What you will do — Please retype the records below exactly, leaving out any pictures.

>> start Stored records

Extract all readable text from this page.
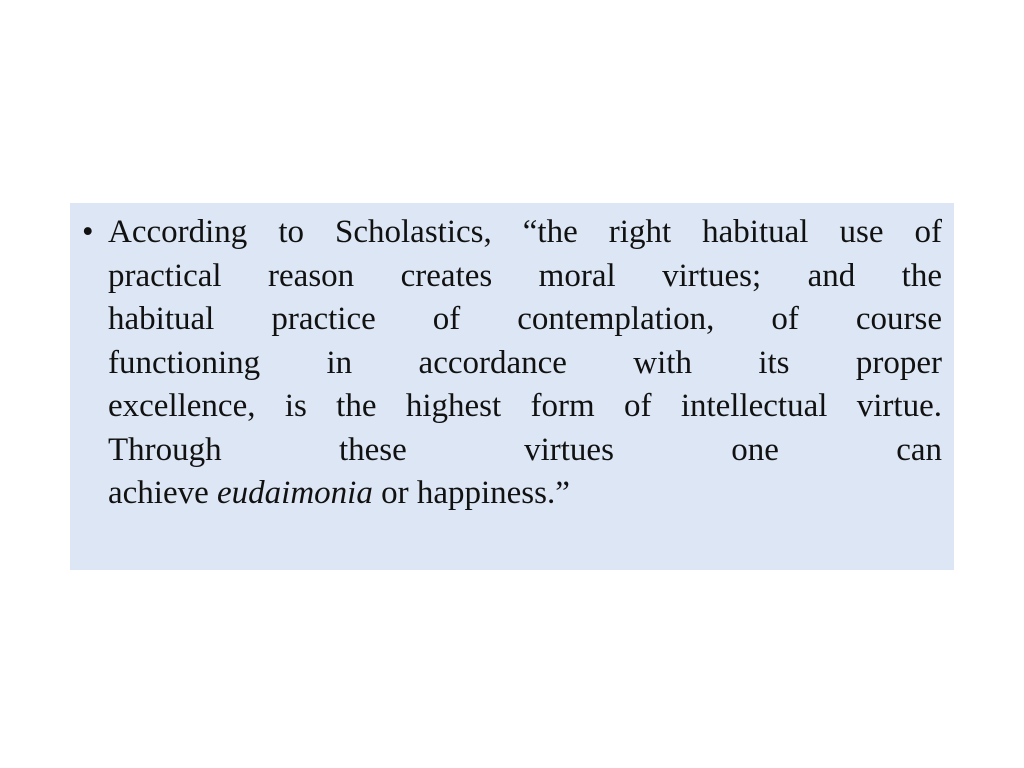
• According to Scholastics, “the right habitual use of
practical reason creates moral virtues; and the
habitual practice of contemplation, of course
functioning in accordance with its proper
excellence, is the highest form of intellectual virtue.
Through these virtues one can
achieve eudaimonia or happiness.”
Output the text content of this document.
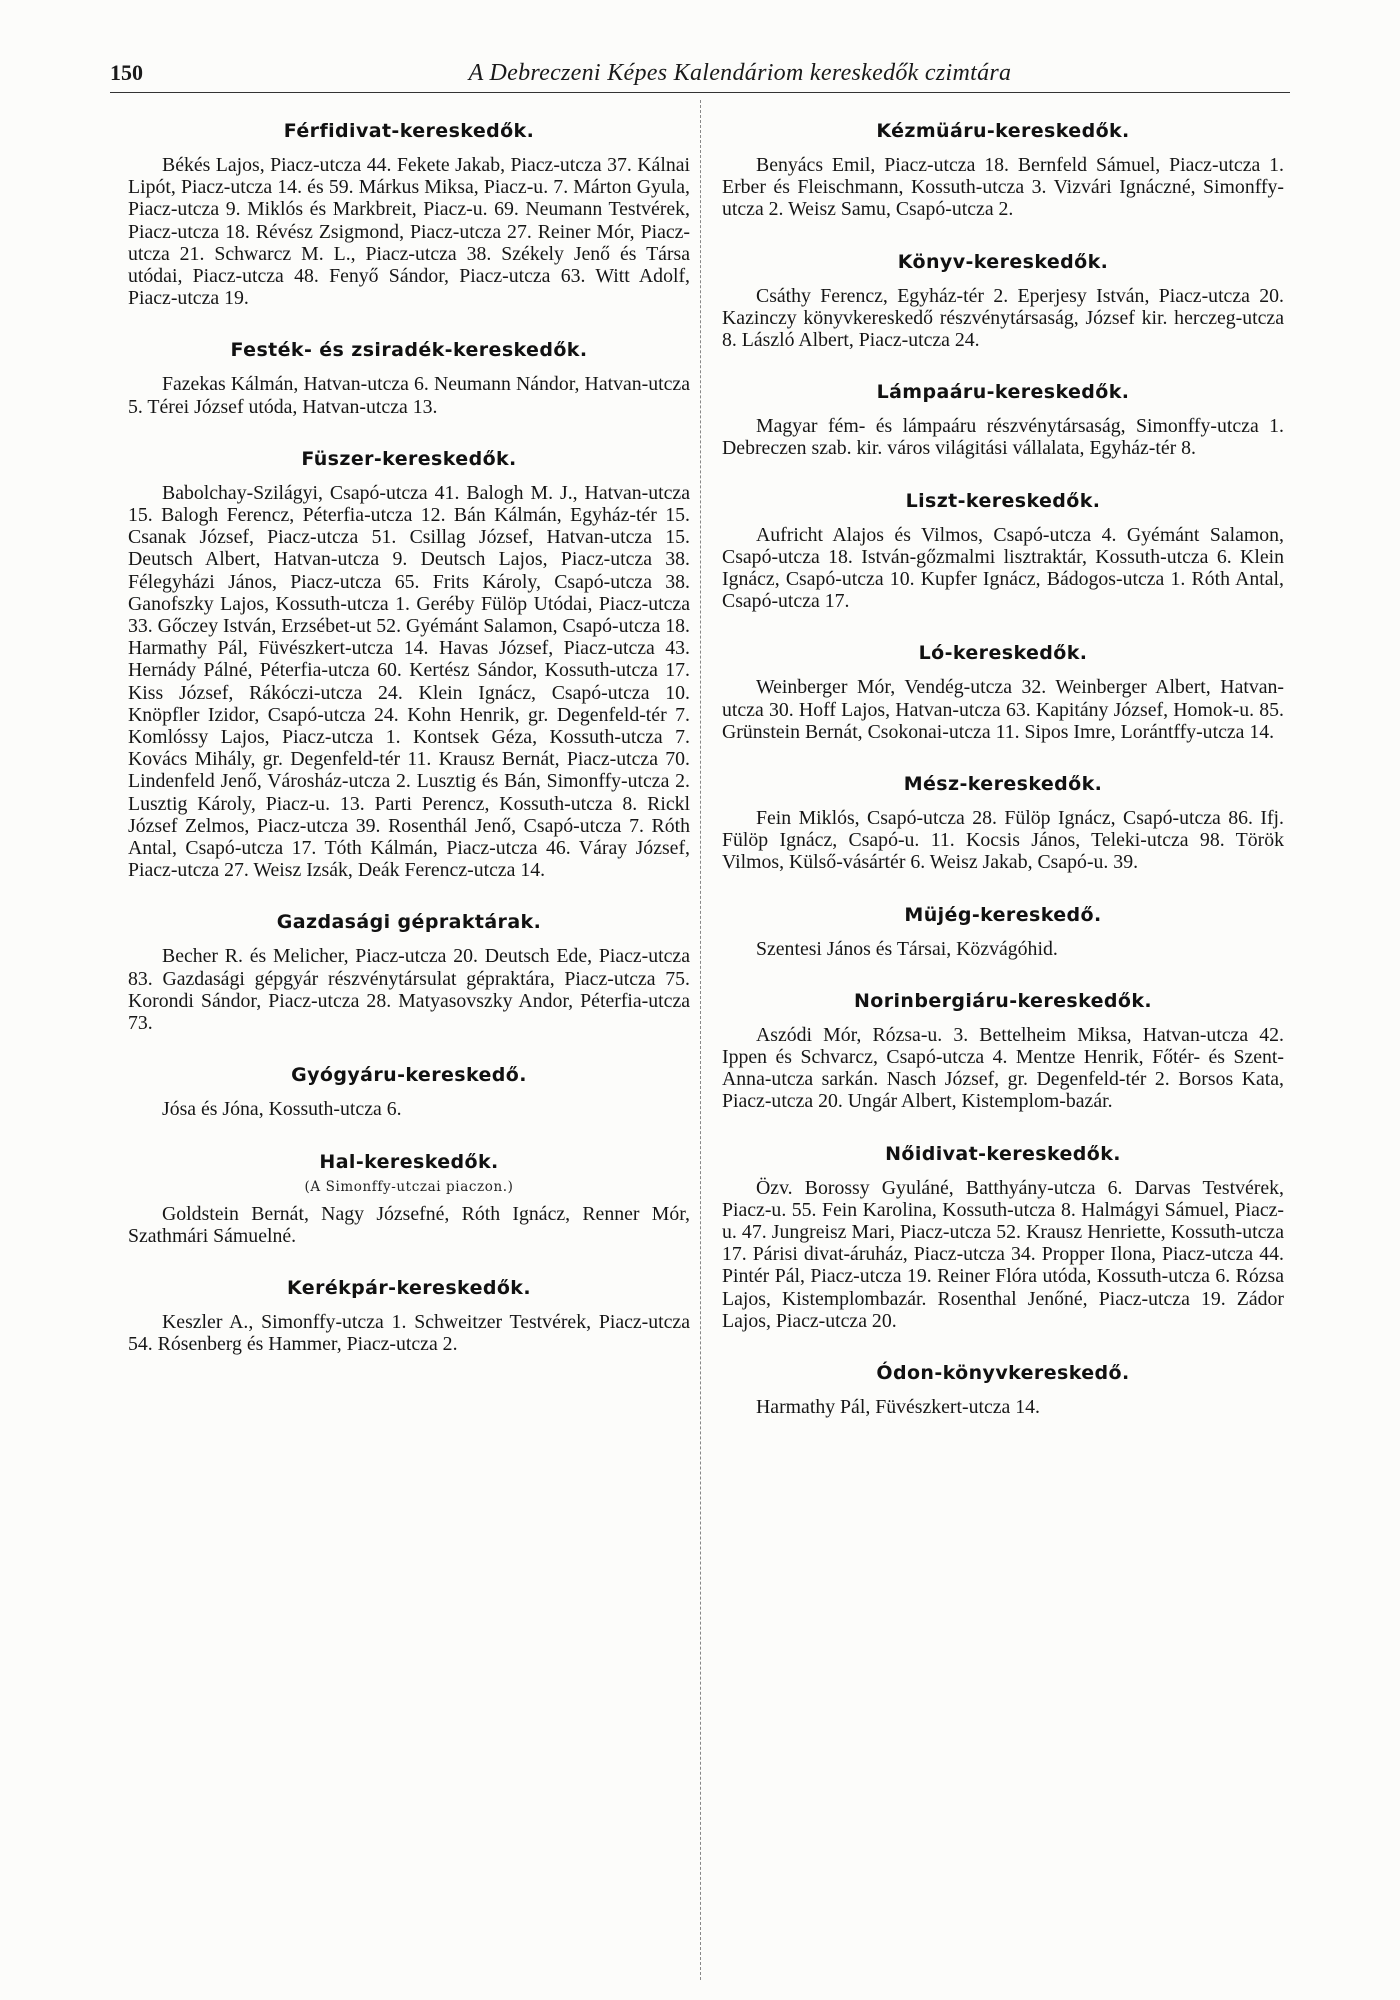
150	A Debreczeni Képes Kalendáriom kereskedők czimtára
Férfidivat-kereskedők.

Békés Lajos, Piacz-utcza 44. Fekete Jakab, Piacz-utcza 37. Kálnai Lipót, Piacz-utcza 14. és 59. Márkus Miksa, Piacz-u. 7. Márton Gyula, Piacz-utcza 9. Miklós és Markbreit, Piacz-u. 69. Neumann Testvérek, Piacz-utcza 18. Révész Zsigmond, Piacz-utcza 27. Reiner Mór, Piacz-utcza 21. Schwarcz M. L., Piacz-utcza 38. Székely Jenő és Társa utódai, Piacz-utcza 48. Fenyő Sándor, Piacz-utcza 63. Witt Adolf, Piacz-utcza 19.

Festék- és zsiradék-kereskedők.

Fazekas Kálmán, Hatvan-utcza 6. Neumann Nándor, Hatvan-utcza 5. Térei József utóda, Hatvan-utcza 13.

Füszer-kereskedők.

Babolchay-Szilágyi, Csapó-utcza 41. Balogh M. J., Hatvan-utcza 15. Balogh Ferencz, Péterfia-utcza 12. Bán Kálmán, Egyház-tér 15. Csanak József, Piacz-utcza 51. Csillag József, Hatvan-utcza 15. Deutsch Albert, Hatvan-utcza 9. Deutsch Lajos, Piacz-utcza 38. Félegyházi János, Piacz-utcza 65. Frits Károly, Csapó-utcza 38. Ganofszky Lajos, Kossuth-utcza 1. Geréby Fülöp Utódai, Piacz-utcza 33. Gőczey István, Erzsébet-ut 52. Gyémánt Salamon, Csapó-utcza 18. Harmathy Pál, Füvészkert-utcza 14. Havas József, Piacz-utcza 43. Hernády Pálné, Péterfia-utcza 60. Kertész Sándor, Kossuth-utcza 17. Kiss József, Rákóczi-utcza 24. Klein Ignácz, Csapó-utcza 10. Knöpfler Izidor, Csapó-utcza 24. Kohn Henrik, gr. Degenfeld-tér 7. Komlóssy Lajos, Piacz-utcza 1. Kontsek Géza, Kossuth-utcza 7. Kovács Mihály, gr. Degenfeld-tér 11. Krausz Bernát, Piacz-utcza 70. Lindenfeld Jenő, Városház-utcza 2. Lusztig és Bán, Simonffy-utcza 2. Lusztig Károly, Piacz-u. 13. Parti Perencz, Kossuth-utcza 8. Rickl József Zelmos, Piacz-utcza 39. Rosenthál Jenő, Csapó-utcza 7. Róth Antal, Csapó-utcza 17. Tóth Kálmán, Piacz-utcza 46. Váray József, Piacz-utcza 27. Weisz Izsák, Deák Ferencz-utcza 14.

Gazdasági gépraktárak.

Becher R. és Melicher, Piacz-utcza 20. Deutsch Ede, Piacz-utcza 83. Gazdasági gépgyár részvénytársulat gépraktára, Piacz-utcza 75. Korondi Sándor, Piacz-utcza 28. Matyasovszky Andor, Péterfia-utcza 73.

Gyógyáru-kereskedő.

Jósa és Jóna, Kossuth-utcza 6.

Hal-kereskedők.
(A Simonffy-utczai piaczon.)

Goldstein Bernát, Nagy Józsefné, Róth Ignácz, Renner Mór, Szathmári Sámuelné.

Kerékpár-kereskedők.

Keszler A., Simonffy-utcza 1. Schweitzer Testvérek, Piacz-utcza 54. Rósenberg és Hammer, Piacz-utcza 2.

Kézmüáru-kereskedők.

Benyács Emil, Piacz-utcza 18. Bernfeld Sámuel, Piacz-utcza 1. Erber és Fleischmann, Kossuth-utcza 3. Vizvári Ignáczné, Simonffy-utcza 2. Weisz Samu, Csapó-utcza 2.

Könyv-kereskedők.

Csáthy Ferencz, Egyház-tér 2. Eperjesy István, Piacz-utcza 20. Kazinczy könyvkereskedő részvénytársaság, József kir. herczeg-utcza 8. László Albert, Piacz-utcza 24.

Lámpaáru-kereskedők.

Magyar fém- és lámpaáru részvénytársaság, Simonffy-utcza 1. Debreczen szab. kir. város világitási vállalata, Egyház-tér 8.

Liszt-kereskedők.

Aufricht Alajos és Vilmos, Csapó-utcza 4. Gyémánt Salamon, Csapó-utcza 18. István-gőzmalmi lisztraktár, Kossuth-utcza 6. Klein Ignácz, Csapó-utcza 10. Kupfer Ignácz, Bádogos-utcza 1. Róth Antal, Csapó-utcza 17.

Ló-kereskedők.

Weinberger Mór, Vendég-utcza 32. Weinberger Albert, Hatvan-utcza 30. Hoff Lajos, Hatvan-utcza 63. Kapitány József, Homok-u. 85. Grünstein Bernát, Csokonai-utcza 11. Sipos Imre, Lorántffy-utcza 14.

Mész-kereskedők.

Fein Miklós, Csapó-utcza 28. Fülöp Ignácz, Csapó-utcza 86. Ifj. Fülöp Ignácz, Csapó-u. 11. Kocsis János, Teleki-utcza 98. Török Vilmos, Külső-vásártér 6. Weisz Jakab, Csapó-u. 39.

Müjég-kereskedő.

Szentesi János és Társai, Közvágóhid.

Norinbergiáru-kereskedők.

Aszódi Mór, Rózsa-u. 3. Bettelheim Miksa, Hatvan-utcza 42. Ippen és Schvarcz, Csapó-utcza 4. Mentze Henrik, Főtér- és Szent-Anna-utcza sarkán. Nasch József, gr. Degenfeld-tér 2. Borsos Kata, Piacz-utcza 20. Ungár Albert, Kistemplom-bazár.

Nőidivat-kereskedők.

Özv. Borossy Gyuláné, Batthyány-utcza 6. Darvas Testvérek, Piacz-u. 55. Fein Karolina, Kossuth-utcza 8. Halmágyi Sámuel, Piacz-u. 47. Jungreisz Mari, Piacz-utcza 52. Krausz Henriette, Kossuth-utcza 17. Párisi divat-áruház, Piacz-utcza 34. Propper Ilona, Piacz-utcza 44. Pintér Pál, Piacz-utcza 19. Reiner Flóra utóda, Kossuth-utcza 6. Rózsa Lajos, Kistemplombazár. Rosenthal Jenőné, Piacz-utcza 19. Zádor Lajos, Piacz-utcza 20.

Ódon-könyvkereskedő.

Harmathy Pál, Füvészkert-utcza 14.
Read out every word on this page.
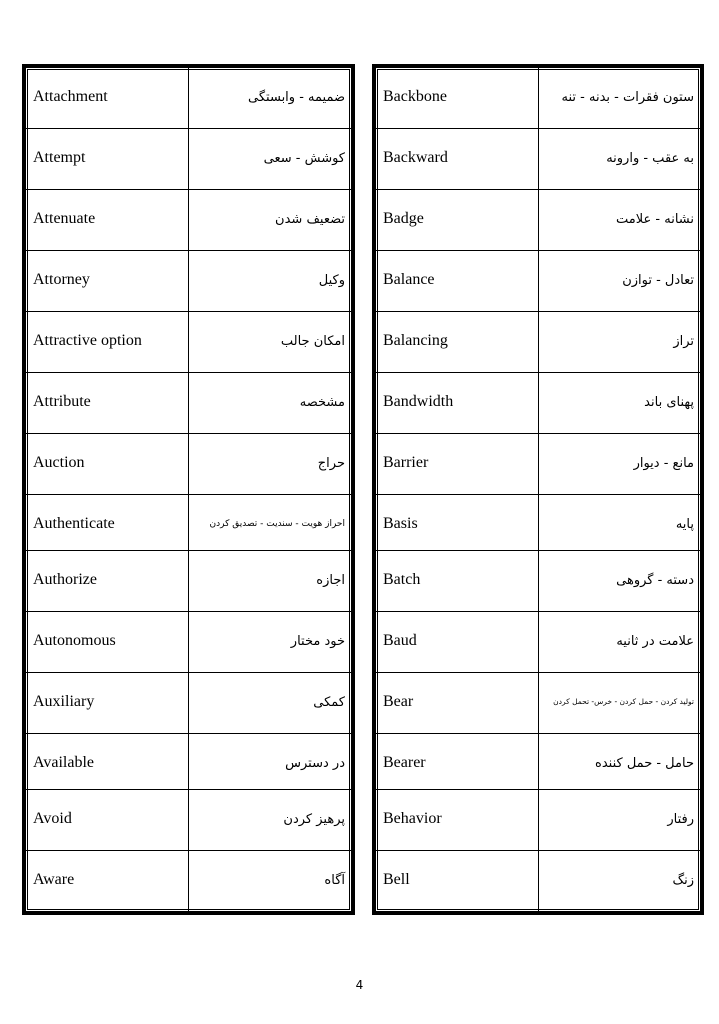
Attachment	ضمیمه - وابستگی
Attempt	کوشش - سعی
Attenuate	تضعیف شدن
Attorney	وکیل
Attractive option	امکان جالب
Attribute	مشخصه
Auction	حراج
Authenticate	احراز هویت - سندیت - تصدیق کردن
Authorize	اجازه
Autonomous	خود مختار
Auxiliary	کمکی
Available	در دسترس
Avoid	پرهیز کردن
Aware	آگاه
Backbone	ستون فقرات - بدنه - تنه
Backward	به عقب - وارونه
Badge	نشانه - علامت
Balance	تعادل - توازن
Balancing	تراز
Bandwidth	پهنای باند
Barrier	مانع - دیوار
Basis	پایه
Batch	دسته - گروهی
Baud	علامت در ثانیه
Bear	تولید کردن - حمل کردن - خرس- تحمل کردن
Bearer	حامل - حمل کننده
Behavior	رفتار
Bell	زنگ
4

>> end Stored records

Correct response —
Extract all readable text from this page.
• According to Scholastics, “the right habitual use of
practical reason creates moral virtues; and the
habitual practice of contemplation, of course
functioning in accordance with its proper
excellence, is the highest form of intellectual virtue.
Through these virtues one can
achieve eudaimonia or happiness.”
Output the text content of this document.
150	A Debreczeni Képes Kalendáriom kereskedők czimtára
Férfidivat-kereskedők.

Békés Lajos, Piacz-utcza 44. Fekete Jakab, Piacz-utcza 37. Kálnai Lipót, Piacz-utcza 14. és 59. Márkus Miksa, Piacz-u. 7. Márton Gyula, Piacz-utcza 9. Miklós és Markbreit, Piacz-u. 69. Neumann Testvérek, Piacz-utcza 18. Révész Zsigmond, Piacz-utcza 27. Reiner Mór, Piacz-utcza 21. Schwarcz M. L., Piacz-utcza 38. Székely Jenő és Társa utódai, Piacz-utcza 48. Fenyő Sándor, Piacz-utcza 63. Witt Adolf, Piacz-utcza 19.

Festék- és zsiradék-kereskedők.

Fazekas Kálmán, Hatvan-utcza 6. Neumann Nándor, Hatvan-utcza 5. Térei József utóda, Hatvan-utcza 13.

Füszer-kereskedők.

Babolchay-Szilágyi, Csapó-utcza 41. Balogh M. J., Hatvan-utcza 15. Balogh Ferencz, Péterfia-utcza 12. Bán Kálmán, Egyház-tér 15. Csanak József, Piacz-utcza 51. Csillag József, Hatvan-utcza 15. Deutsch Albert, Hatvan-utcza 9. Deutsch Lajos, Piacz-utcza 38. Félegyházi János, Piacz-utcza 65. Frits Károly, Csapó-utcza 38. Ganofszky Lajos, Kossuth-utcza 1. Geréby Fülöp Utódai, Piacz-utcza 33. Gőczey István, Erzsébet-ut 52. Gyémánt Salamon, Csapó-utcza 18. Harmathy Pál, Füvészkert-utcza 14. Havas József, Piacz-utcza 43. Hernády Pálné, Péterfia-utcza 60. Kertész Sándor, Kossuth-utcza 17. Kiss József, Rákóczi-utcza 24. Klein Ignácz, Csapó-utcza 10. Knöpfler Izidor, Csapó-utcza 24. Kohn Henrik, gr. Degenfeld-tér 7. Komlóssy Lajos, Piacz-utcza 1. Kontsek Géza, Kossuth-utcza 7. Kovács Mihály, gr. Degenfeld-tér 11. Krausz Bernát, Piacz-utcza 70. Lindenfeld Jenő, Városház-utcza 2. Lusztig és Bán, Simonffy-utcza 2. Lusztig Károly, Piacz-u. 13. Parti Perencz, Kossuth-utcza 8. Rickl József Zelmos, Piacz-utcza 39. Rosenthál Jenő, Csapó-utcza 7. Róth Antal, Csapó-utcza 17. Tóth Kálmán, Piacz-utcza 46. Váray József, Piacz-utcza 27. Weisz Izsák, Deák Ferencz-utcza 14.

Gazdasági gépraktárak.

Becher R. és Melicher, Piacz-utcza 20. Deutsch Ede, Piacz-utcza 83. Gazdasági gépgyár részvénytársulat gépraktára, Piacz-utcza 75. Korondi Sándor, Piacz-utcza 28. Matyasovszky Andor, Péterfia-utcza 73.

Gyógyáru-kereskedő.

Jósa és Jóna, Kossuth-utcza 6.

Hal-kereskedők.
(A Simonffy-utczai piaczon.)

Goldstein Bernát, Nagy Józsefné, Róth Ignácz, Renner Mór, Szathmári Sámuelné.

Kerékpár-kereskedők.

Keszler A., Simonffy-utcza 1. Schweitzer Testvérek, Piacz-utcza 54. Rósenberg és Hammer, Piacz-utcza 2.

Kézmüáru-kereskedők.

Benyács Emil, Piacz-utcza 18. Bernfeld Sámuel, Piacz-utcza 1. Erber és Fleischmann, Kossuth-utcza 3. Vizvári Ignáczné, Simonffy-utcza 2. Weisz Samu, Csapó-utcza 2.

Könyv-kereskedők.

Csáthy Ferencz, Egyház-tér 2. Eperjesy István, Piacz-utcza 20. Kazinczy könyvkereskedő részvénytársaság, József kir. herczeg-utcza 8. László Albert, Piacz-utcza 24.

Lámpaáru-kereskedők.

Magyar fém- és lámpaáru részvénytársaság, Simonffy-utcza 1. Debreczen szab. kir. város világitási vállalata, Egyház-tér 8.

Liszt-kereskedők.

Aufricht Alajos és Vilmos, Csapó-utcza 4. Gyémánt Salamon, Csapó-utcza 18. István-gőzmalmi lisztraktár, Kossuth-utcza 6. Klein Ignácz, Csapó-utcza 10. Kupfer Ignácz, Bádogos-utcza 1. Róth Antal, Csapó-utcza 17.

Ló-kereskedők.

Weinberger Mór, Vendég-utcza 32. Weinberger Albert, Hatvan-utcza 30. Hoff Lajos, Hatvan-utcza 63. Kapitány József, Homok-u. 85. Grünstein Bernát, Csokonai-utcza 11. Sipos Imre, Lorántffy-utcza 14.

Mész-kereskedők.

Fein Miklós, Csapó-utcza 28. Fülöp Ignácz, Csapó-utcza 86. Ifj. Fülöp Ignácz, Csapó-u. 11. Kocsis János, Teleki-utcza 98. Török Vilmos, Külső-vásártér 6. Weisz Jakab, Csapó-u. 39.

Müjég-kereskedő.

Szentesi János és Társai, Közvágóhid.

Norinbergiáru-kereskedők.

Aszódi Mór, Rózsa-u. 3. Bettelheim Miksa, Hatvan-utcza 42. Ippen és Schvarcz, Csapó-utcza 4. Mentze Henrik, Főtér- és Szent-Anna-utcza sarkán. Nasch József, gr. Degenfeld-tér 2. Borsos Kata, Piacz-utcza 20. Ungár Albert, Kistemplom-bazár.

Nőidivat-kereskedők.

Özv. Borossy Gyuláné, Batthyány-utcza 6. Darvas Testvérek, Piacz-u. 55. Fein Karolina, Kossuth-utcza 8. Halmágyi Sámuel, Piacz-u. 47. Jungreisz Mari, Piacz-utcza 52. Krausz Henriette, Kossuth-utcza 17. Párisi divat-áruház, Piacz-utcza 34. Propper Ilona, Piacz-utcza 44. Pintér Pál, Piacz-utcza 19. Reiner Flóra utóda, Kossuth-utcza 6. Rózsa Lajos, Kistemplombazár. Rosenthal Jenőné, Piacz-utcza 19. Zádor Lajos, Piacz-utcza 20.

Ódon-könyvkereskedő.

Harmathy Pál, Füvészkert-utcza 14.
Read out every word on this page.
Attachment	ضمیمه - وابستگی
Attempt	کوشش - سعی
Attenuate	تضعیف شدن
Attorney	وکیل
Attractive option	امکان جالب
Attribute	مشخصه
Auction	حراج
Authenticate	احراز هویت - سندیت - تصدیق کردن
Authorize	اجازه
Autonomous	خود مختار
Auxiliary	کمکی
Available	در دسترس
Avoid	پرهیز کردن
Aware	آگاه
Backbone	ستون فقرات - بدنه - تنه
Backward	به عقب - وارونه
Badge	نشانه - علامت
Balance	تعادل - توازن
Balancing	تراز
Bandwidth	پهنای باند
Barrier	مانع - دیوار
Basis	پایه
Batch	دسته - گروهی
Baud	علامت در ثانیه
Bear	تولید کردن - حمل کردن - خرس- تحمل کردن
Bearer	حامل - حمل کننده
Behavior	رفتار
Bell	زنگ
4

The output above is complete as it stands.